What to produce » Check each line of the data for "arrow" and select those that have it.

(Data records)
===
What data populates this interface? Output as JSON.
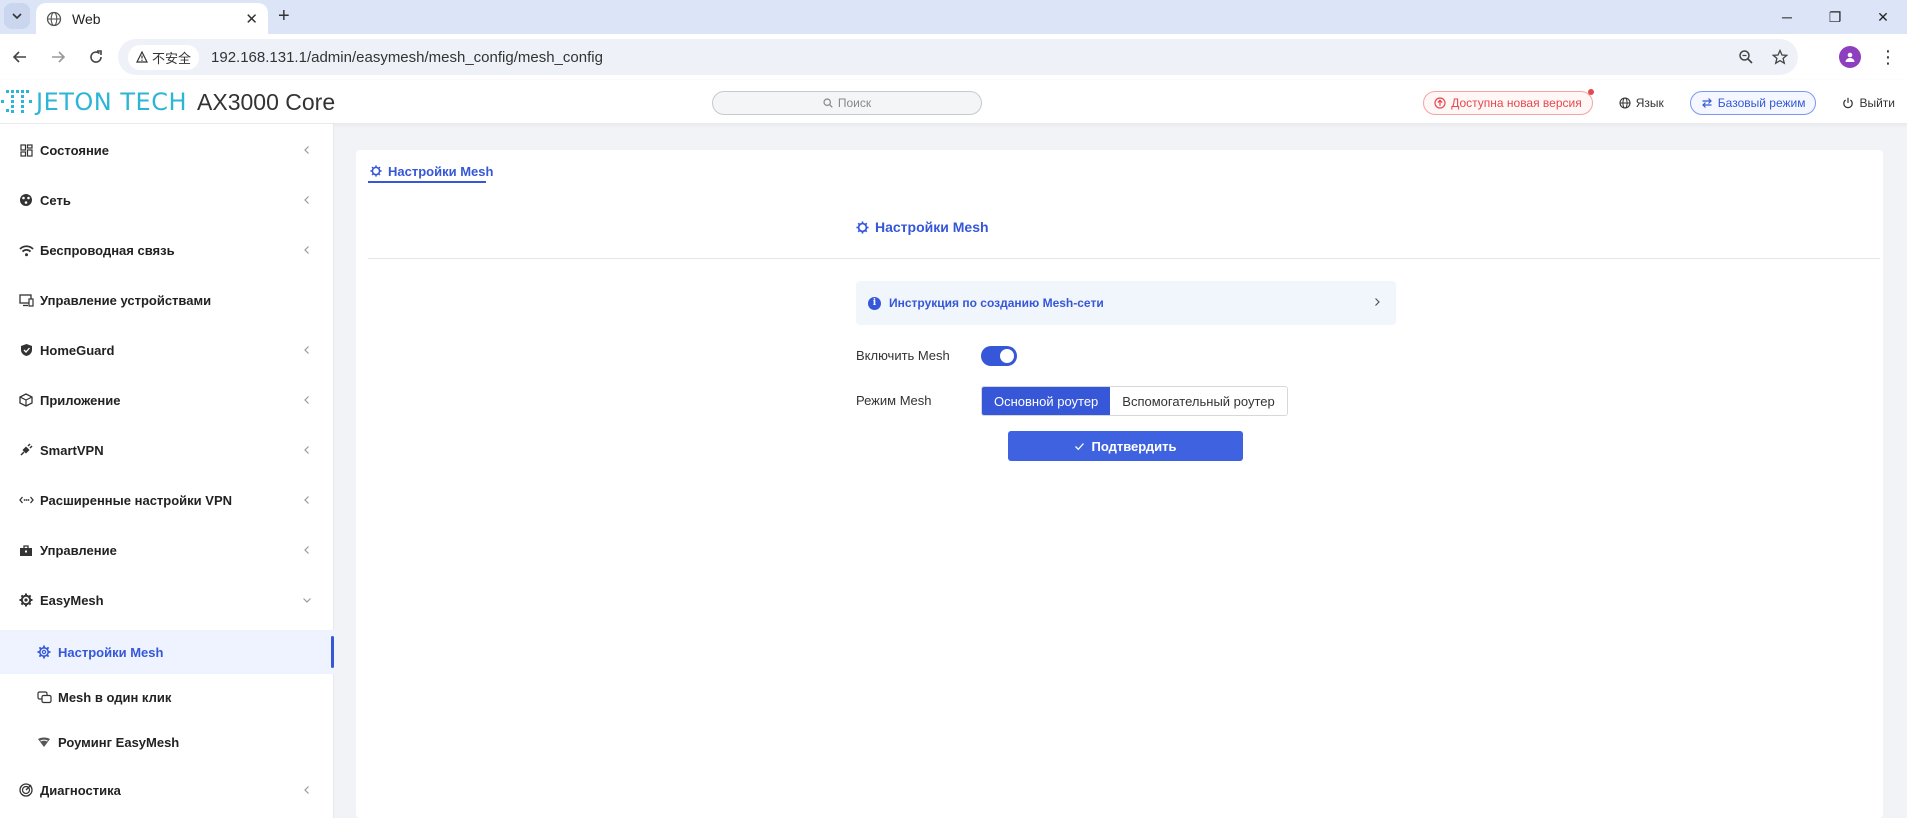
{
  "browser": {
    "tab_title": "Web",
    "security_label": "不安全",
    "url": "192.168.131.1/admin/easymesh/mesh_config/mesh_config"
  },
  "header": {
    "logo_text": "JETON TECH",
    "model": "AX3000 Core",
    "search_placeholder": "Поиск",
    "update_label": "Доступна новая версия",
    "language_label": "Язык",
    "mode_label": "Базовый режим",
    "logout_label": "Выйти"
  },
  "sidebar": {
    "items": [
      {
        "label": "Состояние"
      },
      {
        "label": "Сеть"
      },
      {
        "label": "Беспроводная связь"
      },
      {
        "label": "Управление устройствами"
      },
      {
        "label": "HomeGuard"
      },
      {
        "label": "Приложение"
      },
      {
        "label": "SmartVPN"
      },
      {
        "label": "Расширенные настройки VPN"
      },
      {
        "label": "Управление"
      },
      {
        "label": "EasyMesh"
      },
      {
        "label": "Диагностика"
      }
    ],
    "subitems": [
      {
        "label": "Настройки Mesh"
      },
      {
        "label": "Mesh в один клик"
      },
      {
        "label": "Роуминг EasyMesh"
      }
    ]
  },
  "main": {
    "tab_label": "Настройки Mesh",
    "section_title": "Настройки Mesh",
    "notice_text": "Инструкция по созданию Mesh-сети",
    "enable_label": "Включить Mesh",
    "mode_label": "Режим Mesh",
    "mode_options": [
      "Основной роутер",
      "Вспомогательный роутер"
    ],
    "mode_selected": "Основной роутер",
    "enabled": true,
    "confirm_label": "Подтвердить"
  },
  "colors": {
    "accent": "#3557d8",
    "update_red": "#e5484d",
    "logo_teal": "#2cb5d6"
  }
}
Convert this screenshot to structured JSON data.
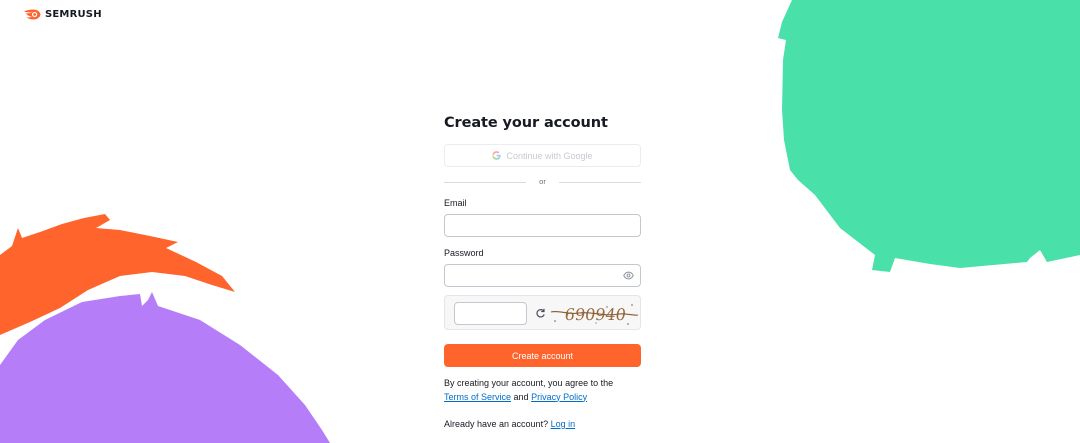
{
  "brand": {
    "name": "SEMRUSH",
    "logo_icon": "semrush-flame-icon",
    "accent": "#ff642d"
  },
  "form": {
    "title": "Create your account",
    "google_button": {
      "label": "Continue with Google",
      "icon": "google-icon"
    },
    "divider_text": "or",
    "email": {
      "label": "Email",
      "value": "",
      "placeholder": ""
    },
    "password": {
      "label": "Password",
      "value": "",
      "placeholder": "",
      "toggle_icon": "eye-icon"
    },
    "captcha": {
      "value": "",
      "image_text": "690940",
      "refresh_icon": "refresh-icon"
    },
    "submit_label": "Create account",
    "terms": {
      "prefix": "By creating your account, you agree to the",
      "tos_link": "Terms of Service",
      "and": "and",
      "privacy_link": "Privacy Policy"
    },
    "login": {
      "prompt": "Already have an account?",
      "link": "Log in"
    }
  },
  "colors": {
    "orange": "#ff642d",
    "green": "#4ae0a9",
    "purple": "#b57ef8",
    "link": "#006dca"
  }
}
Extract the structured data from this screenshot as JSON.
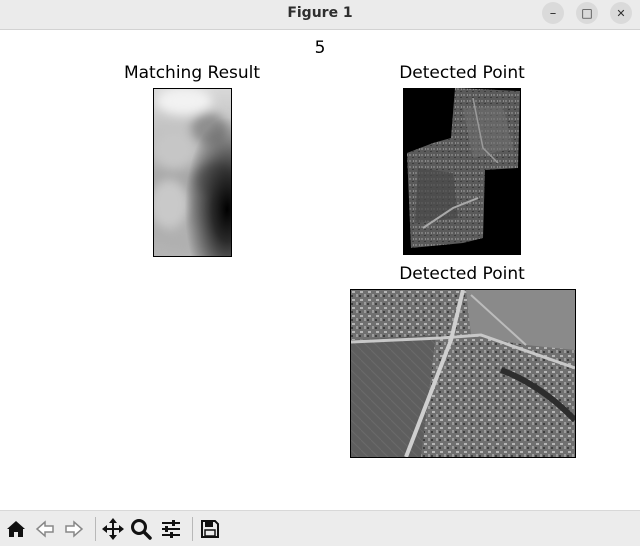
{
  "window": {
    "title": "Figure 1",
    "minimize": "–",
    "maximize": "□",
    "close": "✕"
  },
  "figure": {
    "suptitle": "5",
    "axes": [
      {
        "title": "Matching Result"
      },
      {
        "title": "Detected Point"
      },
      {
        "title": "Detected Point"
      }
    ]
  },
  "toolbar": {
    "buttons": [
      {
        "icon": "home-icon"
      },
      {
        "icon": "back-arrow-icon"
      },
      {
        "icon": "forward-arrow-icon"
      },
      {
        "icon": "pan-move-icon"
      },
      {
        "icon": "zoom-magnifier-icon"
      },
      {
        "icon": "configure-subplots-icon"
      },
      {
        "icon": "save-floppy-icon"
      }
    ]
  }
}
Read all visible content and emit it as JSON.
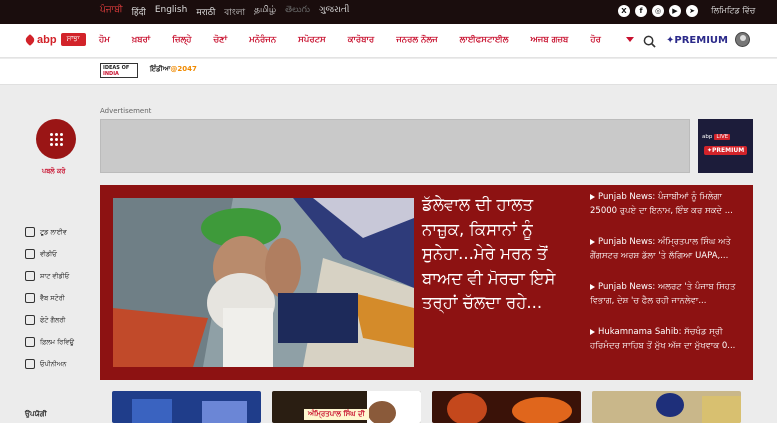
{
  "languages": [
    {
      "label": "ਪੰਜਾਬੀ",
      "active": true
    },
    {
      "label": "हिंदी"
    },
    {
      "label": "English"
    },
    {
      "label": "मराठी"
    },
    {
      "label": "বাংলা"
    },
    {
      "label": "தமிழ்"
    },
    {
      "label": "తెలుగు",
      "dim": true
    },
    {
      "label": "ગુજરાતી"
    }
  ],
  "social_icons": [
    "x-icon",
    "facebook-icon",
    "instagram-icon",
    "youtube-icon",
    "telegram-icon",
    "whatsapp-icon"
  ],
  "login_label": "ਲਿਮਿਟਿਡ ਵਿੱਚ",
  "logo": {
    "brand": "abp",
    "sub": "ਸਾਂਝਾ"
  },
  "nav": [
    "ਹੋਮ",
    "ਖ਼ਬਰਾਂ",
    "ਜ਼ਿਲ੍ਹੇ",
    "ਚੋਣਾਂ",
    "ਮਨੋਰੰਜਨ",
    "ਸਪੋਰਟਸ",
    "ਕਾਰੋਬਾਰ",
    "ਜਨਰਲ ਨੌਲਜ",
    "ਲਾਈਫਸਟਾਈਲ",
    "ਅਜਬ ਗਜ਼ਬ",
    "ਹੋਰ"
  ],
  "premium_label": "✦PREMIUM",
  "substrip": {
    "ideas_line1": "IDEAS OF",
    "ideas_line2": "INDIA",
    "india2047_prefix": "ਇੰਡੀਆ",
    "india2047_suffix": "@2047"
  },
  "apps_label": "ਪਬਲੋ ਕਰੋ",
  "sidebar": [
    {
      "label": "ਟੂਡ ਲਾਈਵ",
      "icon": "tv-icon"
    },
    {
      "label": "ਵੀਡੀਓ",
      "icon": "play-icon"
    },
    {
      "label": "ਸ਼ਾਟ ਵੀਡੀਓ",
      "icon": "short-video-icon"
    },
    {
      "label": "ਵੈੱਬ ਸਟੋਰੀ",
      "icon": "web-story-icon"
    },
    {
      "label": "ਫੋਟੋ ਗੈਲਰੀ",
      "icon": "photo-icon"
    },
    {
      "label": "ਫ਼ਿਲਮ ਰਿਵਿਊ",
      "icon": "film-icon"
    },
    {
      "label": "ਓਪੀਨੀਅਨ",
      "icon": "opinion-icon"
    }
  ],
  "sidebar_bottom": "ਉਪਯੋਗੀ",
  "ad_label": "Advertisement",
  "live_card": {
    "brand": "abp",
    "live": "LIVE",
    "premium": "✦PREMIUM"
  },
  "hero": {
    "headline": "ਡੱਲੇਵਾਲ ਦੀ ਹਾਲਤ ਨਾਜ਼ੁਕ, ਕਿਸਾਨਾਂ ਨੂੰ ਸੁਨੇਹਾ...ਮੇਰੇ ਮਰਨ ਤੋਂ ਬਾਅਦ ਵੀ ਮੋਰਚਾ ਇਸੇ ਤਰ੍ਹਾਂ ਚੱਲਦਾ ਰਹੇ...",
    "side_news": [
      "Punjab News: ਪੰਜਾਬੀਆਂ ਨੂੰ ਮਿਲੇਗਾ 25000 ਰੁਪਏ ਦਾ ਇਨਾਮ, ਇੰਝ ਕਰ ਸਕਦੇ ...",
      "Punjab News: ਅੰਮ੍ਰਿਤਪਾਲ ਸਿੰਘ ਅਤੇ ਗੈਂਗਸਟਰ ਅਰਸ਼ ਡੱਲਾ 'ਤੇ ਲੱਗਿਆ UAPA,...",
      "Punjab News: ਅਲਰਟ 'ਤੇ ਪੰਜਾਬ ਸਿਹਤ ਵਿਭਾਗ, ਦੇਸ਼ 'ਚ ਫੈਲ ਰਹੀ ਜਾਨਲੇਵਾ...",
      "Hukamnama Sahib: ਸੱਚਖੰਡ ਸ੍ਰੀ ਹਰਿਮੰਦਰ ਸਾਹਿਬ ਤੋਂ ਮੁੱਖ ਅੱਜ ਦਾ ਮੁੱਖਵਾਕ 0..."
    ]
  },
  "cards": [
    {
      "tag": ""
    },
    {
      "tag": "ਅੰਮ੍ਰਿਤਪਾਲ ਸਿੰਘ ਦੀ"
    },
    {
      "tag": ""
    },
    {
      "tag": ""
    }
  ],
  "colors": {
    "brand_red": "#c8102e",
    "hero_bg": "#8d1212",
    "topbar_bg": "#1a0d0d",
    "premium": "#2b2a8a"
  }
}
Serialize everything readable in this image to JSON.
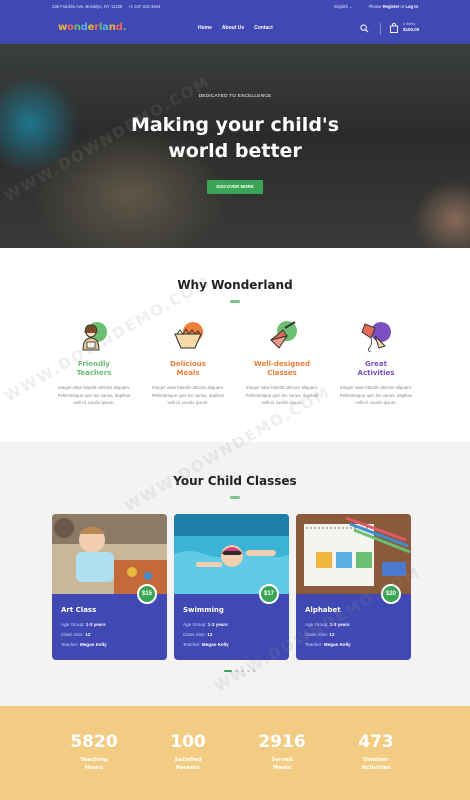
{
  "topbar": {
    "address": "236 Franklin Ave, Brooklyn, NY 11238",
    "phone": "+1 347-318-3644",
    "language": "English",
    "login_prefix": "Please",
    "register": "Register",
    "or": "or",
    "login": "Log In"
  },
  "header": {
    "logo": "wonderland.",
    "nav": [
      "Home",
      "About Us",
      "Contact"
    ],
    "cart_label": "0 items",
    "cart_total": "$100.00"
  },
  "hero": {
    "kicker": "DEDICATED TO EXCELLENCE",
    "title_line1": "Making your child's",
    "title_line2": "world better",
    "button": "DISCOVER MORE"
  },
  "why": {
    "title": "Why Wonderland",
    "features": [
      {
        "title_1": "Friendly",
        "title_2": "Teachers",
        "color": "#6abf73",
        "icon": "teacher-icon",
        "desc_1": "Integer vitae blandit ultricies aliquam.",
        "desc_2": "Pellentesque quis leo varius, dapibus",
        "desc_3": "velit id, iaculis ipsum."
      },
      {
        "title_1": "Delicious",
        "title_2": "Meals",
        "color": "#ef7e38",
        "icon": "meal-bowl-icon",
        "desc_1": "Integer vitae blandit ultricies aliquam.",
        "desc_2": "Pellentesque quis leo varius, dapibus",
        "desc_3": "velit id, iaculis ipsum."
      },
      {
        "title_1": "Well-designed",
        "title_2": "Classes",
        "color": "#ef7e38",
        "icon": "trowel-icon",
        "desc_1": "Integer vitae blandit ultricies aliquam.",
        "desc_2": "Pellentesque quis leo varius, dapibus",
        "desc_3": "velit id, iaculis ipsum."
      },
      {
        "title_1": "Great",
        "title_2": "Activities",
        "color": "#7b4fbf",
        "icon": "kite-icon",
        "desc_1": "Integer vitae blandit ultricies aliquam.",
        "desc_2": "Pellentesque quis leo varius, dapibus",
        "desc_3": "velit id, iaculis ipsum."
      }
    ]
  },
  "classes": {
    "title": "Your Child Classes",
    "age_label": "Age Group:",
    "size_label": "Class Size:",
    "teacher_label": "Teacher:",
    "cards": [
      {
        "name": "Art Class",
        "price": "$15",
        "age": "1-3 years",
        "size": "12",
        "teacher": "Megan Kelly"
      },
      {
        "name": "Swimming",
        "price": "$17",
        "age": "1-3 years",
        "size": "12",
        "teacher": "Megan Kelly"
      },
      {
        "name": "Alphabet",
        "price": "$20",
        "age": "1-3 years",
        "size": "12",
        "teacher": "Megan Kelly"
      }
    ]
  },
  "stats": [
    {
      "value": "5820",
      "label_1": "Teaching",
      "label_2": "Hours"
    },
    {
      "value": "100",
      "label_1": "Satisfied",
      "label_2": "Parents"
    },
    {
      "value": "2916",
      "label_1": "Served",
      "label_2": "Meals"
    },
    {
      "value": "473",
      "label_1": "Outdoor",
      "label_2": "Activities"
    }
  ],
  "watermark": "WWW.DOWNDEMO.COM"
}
===
Expected answer »
        "icon": "back-arrow-icon"
        "icon": "forward-arrow-icon"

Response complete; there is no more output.